What you have to do:
Please return the full listing below without altering anything.

Entries from a dataset:
>>>
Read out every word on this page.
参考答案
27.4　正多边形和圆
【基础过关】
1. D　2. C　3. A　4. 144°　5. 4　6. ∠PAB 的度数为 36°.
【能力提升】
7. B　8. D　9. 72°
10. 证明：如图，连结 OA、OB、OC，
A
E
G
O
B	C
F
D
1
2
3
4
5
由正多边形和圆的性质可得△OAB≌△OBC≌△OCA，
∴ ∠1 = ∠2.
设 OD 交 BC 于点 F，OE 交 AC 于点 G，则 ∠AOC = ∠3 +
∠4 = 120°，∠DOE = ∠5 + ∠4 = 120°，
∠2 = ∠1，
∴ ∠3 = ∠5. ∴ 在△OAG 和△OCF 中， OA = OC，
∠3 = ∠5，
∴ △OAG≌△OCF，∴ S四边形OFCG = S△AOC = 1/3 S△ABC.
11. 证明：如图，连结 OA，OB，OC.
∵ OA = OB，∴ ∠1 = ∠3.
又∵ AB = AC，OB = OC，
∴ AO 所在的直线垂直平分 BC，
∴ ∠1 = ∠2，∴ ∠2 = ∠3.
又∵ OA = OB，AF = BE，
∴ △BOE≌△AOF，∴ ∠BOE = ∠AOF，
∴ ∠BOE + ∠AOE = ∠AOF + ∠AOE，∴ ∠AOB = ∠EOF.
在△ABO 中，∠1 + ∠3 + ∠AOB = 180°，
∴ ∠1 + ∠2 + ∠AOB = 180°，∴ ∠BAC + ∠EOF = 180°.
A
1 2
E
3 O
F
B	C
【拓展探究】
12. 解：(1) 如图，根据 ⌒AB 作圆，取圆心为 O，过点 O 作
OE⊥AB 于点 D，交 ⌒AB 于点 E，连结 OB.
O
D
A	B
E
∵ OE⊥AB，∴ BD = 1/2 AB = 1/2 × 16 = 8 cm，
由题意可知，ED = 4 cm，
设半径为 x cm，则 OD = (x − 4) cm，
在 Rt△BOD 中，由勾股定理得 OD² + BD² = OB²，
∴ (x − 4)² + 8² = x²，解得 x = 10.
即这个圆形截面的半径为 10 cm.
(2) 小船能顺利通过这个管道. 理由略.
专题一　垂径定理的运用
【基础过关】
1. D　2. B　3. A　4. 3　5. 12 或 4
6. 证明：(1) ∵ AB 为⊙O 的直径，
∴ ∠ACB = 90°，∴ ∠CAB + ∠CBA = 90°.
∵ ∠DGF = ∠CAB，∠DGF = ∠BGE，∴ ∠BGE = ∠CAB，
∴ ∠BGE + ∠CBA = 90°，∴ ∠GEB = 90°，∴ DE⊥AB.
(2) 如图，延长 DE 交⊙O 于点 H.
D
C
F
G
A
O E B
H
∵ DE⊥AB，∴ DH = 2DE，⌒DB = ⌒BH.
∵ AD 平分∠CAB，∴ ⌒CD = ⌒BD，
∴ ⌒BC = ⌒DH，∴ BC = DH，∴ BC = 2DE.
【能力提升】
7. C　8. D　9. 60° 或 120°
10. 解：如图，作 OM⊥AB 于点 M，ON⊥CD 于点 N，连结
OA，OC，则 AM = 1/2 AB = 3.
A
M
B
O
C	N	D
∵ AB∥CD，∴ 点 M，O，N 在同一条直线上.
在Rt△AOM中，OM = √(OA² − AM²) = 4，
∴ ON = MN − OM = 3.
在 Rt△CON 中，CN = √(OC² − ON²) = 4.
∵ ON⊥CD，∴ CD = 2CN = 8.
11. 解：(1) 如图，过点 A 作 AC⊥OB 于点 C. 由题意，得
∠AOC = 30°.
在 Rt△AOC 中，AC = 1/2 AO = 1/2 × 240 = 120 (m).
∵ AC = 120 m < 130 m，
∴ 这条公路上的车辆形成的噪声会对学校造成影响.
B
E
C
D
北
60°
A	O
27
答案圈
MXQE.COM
<<<
Right answer:
Read out every word on this page.
参考答案
27.4　正多边形和圆
【基础过关】
1. D　2. C　3. A　4. 144°　5. 4　6. ∠PAB 的度数为 36°.
【能力提升】
7. B　8. D　9. 72°
10. 证明：如图，连结 OA、OB、OC，
A
E
G
O
B	C
F
D
1
2
3
4
5
由正多边形和圆的性质可得△OAB≌△OBC≌△OCA，
∴ ∠1 = ∠2.
设 OD 交 BC 于点 F，OE 交 AC 于点 G，则 ∠AOC = ∠3 +
∠4 = 120°，∠DOE = ∠5 + ∠4 = 120°，
∠2 = ∠1，
∴ ∠3 = ∠5. ∴ 在△OAG 和△OCF 中， OA = OC，
∠3 = ∠5，
∴ △OAG≌△OCF，∴ S四边形OFCG = S△AOC = 1/3 S△ABC.
11. 证明：如图，连结 OA，OB，OC.
∵ OA = OB，∴ ∠1 = ∠3.
又∵ AB = AC，OB = OC，
∴ AO 所在的直线垂直平分 BC，
∴ ∠1 = ∠2，∴ ∠2 = ∠3.
又∵ OA = OB，AF = BE，
∴ △BOE≌△AOF，∴ ∠BOE = ∠AOF，
∴ ∠BOE + ∠AOE = ∠AOF + ∠AOE，∴ ∠AOB = ∠EOF.
在△ABO 中，∠1 + ∠3 + ∠AOB = 180°，
∴ ∠1 + ∠2 + ∠AOB = 180°，∴ ∠BAC + ∠EOF = 180°.
A
1 2
E
3 O
F
B	C
【拓展探究】
12. 解：(1) 如图，根据 ⌒AB 作圆，取圆心为 O，过点 O 作
OE⊥AB 于点 D，交 ⌒AB 于点 E，连结 OB.
O
D
A	B
E
∵ OE⊥AB，∴ BD = 1/2 AB = 1/2 × 16 = 8 cm，
由题意可知，ED = 4 cm，
设半径为 x cm，则 OD = (x − 4) cm，
在 Rt△BOD 中，由勾股定理得 OD² + BD² = OB²，
∴ (x − 4)² + 8² = x²，解得 x = 10.
即这个圆形截面的半径为 10 cm.
(2) 小船能顺利通过这个管道. 理由略.
专题一　垂径定理的运用
【基础过关】
1. D　2. B　3. A　4. 3　5. 12 或 4
6. 证明：(1) ∵ AB 为⊙O 的直径，
∴ ∠ACB = 90°，∴ ∠CAB + ∠CBA = 90°.
∵ ∠DGF = ∠CAB，∠DGF = ∠BGE，∴ ∠BGE = ∠CAB，
∴ ∠BGE + ∠CBA = 90°，∴ ∠GEB = 90°，∴ DE⊥AB.
(2) 如图，延长 DE 交⊙O 于点 H.
D
C
F
G
A
O E B
H
∵ DE⊥AB，∴ DH = 2DE，⌒DB = ⌒BH.
∵ AD 平分∠CAB，∴ ⌒CD = ⌒BD，
∴ ⌒BC = ⌒DH，∴ BC = DH，∴ BC = 2DE.
【能力提升】
7. C　8. D　9. 60° 或 120°
10. 解：如图，作 OM⊥AB 于点 M，ON⊥CD 于点 N，连结
OA，OC，则 AM = 1/2 AB = 3.
A
M
B
O
C	N	D
∵ AB∥CD，∴ 点 M，O，N 在同一条直线上.
在Rt△AOM中，OM = √(OA² − AM²) = 4，
∴ ON = MN − OM = 3.
在 Rt△CON 中，CN = √(OC² − ON²) = 4.
∵ ON⊥CD，∴ CD = 2CN = 8.
11. 解：(1) 如图，过点 A 作 AC⊥OB 于点 C. 由题意，得
∠AOC = 30°.
在 Rt△AOC 中，AC = 1/2 AO = 1/2 × 240 = 120 (m).
∵ AC = 120 m < 130 m，
∴ 这条公路上的车辆形成的噪声会对学校造成影响.
B
E
C
D
北
60°
A	O
27
答案圈
MXQE.COM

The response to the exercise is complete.